__EXERCISE OBJECTIVE__
Please write out the complete listing that follows, exactly as it reads.
-------------------------
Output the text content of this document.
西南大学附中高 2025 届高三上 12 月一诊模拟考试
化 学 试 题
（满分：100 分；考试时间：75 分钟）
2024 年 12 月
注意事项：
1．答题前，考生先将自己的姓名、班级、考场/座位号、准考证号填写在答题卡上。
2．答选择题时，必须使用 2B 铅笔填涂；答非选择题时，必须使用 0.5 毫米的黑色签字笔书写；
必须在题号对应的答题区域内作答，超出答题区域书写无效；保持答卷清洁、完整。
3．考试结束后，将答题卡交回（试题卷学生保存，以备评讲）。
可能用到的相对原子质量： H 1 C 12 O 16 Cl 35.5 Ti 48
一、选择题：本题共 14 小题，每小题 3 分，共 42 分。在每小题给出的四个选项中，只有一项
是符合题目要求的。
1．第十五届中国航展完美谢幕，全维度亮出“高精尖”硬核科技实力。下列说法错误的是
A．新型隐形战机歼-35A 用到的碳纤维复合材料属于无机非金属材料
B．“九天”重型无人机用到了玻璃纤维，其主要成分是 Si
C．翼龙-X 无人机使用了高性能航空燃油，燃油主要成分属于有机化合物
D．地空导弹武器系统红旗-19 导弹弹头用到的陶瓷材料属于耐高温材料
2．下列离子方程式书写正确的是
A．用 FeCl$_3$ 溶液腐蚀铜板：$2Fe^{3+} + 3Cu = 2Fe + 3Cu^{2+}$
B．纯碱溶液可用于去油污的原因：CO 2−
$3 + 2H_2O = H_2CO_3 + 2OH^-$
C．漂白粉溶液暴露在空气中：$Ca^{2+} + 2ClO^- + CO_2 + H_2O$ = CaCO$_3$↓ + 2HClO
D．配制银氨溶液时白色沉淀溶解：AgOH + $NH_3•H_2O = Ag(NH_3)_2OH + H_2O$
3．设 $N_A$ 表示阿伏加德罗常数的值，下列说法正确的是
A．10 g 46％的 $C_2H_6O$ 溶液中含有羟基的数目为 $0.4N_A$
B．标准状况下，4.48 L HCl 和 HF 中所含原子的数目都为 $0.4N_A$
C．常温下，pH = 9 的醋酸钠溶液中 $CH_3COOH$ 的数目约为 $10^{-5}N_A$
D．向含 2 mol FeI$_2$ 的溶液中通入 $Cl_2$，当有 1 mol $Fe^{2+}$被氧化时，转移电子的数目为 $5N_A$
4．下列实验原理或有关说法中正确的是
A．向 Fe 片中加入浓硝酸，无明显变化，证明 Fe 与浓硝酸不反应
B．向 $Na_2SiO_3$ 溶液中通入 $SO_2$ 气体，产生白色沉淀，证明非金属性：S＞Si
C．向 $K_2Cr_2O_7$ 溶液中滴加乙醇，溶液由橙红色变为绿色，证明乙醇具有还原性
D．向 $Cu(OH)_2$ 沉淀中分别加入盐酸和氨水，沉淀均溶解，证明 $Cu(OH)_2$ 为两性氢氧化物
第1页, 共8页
-------------------------
__REPLY__
Output the text content of this document.
西南大学附中高 2025 届高三上 12 月一诊模拟考试
化 学 试 题
（满分：100 分；考试时间：75 分钟）
2024 年 12 月
注意事项：
1．答题前，考生先将自己的姓名、班级、考场/座位号、准考证号填写在答题卡上。
2．答选择题时，必须使用 2B 铅笔填涂；答非选择题时，必须使用 0.5 毫米的黑色签字笔书写；
必须在题号对应的答题区域内作答，超出答题区域书写无效；保持答卷清洁、完整。
3．考试结束后，将答题卡交回（试题卷学生保存，以备评讲）。
可能用到的相对原子质量： H 1 C 12 O 16 Cl 35.5 Ti 48
一、选择题：本题共 14 小题，每小题 3 分，共 42 分。在每小题给出的四个选项中，只有一项
是符合题目要求的。
1．第十五届中国航展完美谢幕，全维度亮出“高精尖”硬核科技实力。下列说法错误的是
A．新型隐形战机歼-35A 用到的碳纤维复合材料属于无机非金属材料
B．“九天”重型无人机用到了玻璃纤维，其主要成分是 Si
C．翼龙-X 无人机使用了高性能航空燃油，燃油主要成分属于有机化合物
D．地空导弹武器系统红旗-19 导弹弹头用到的陶瓷材料属于耐高温材料
2．下列离子方程式书写正确的是
A．用 FeCl$_3$ 溶液腐蚀铜板：$2Fe^{3+} + 3Cu = 2Fe + 3Cu^{2+}$
B．纯碱溶液可用于去油污的原因：CO 2−
$3 + 2H_2O = H_2CO_3 + 2OH^-$
C．漂白粉溶液暴露在空气中：$Ca^{2+} + 2ClO^- + CO_2 + H_2O$ = CaCO$_3$↓ + 2HClO
D．配制银氨溶液时白色沉淀溶解：AgOH + $NH_3•H_2O = Ag(NH_3)_2OH + H_2O$
3．设 $N_A$ 表示阿伏加德罗常数的值，下列说法正确的是
A．10 g 46％的 $C_2H_6O$ 溶液中含有羟基的数目为 $0.4N_A$
B．标准状况下，4.48 L HCl 和 HF 中所含原子的数目都为 $0.4N_A$
C．常温下，pH = 9 的醋酸钠溶液中 $CH_3COOH$ 的数目约为 $10^{-5}N_A$
D．向含 2 mol FeI$_2$ 的溶液中通入 $Cl_2$，当有 1 mol $Fe^{2+}$被氧化时，转移电子的数目为 $5N_A$
4．下列实验原理或有关说法中正确的是
A．向 Fe 片中加入浓硝酸，无明显变化，证明 Fe 与浓硝酸不反应
B．向 $Na_2SiO_3$ 溶液中通入 $SO_2$ 气体，产生白色沉淀，证明非金属性：S＞Si
C．向 $K_2Cr_2O_7$ 溶液中滴加乙醇，溶液由橙红色变为绿色，证明乙醇具有还原性
D．向 $Cu(OH)_2$ 沉淀中分别加入盐酸和氨水，沉淀均溶解，证明 $Cu(OH)_2$ 为两性氢氧化物
第1页, 共8页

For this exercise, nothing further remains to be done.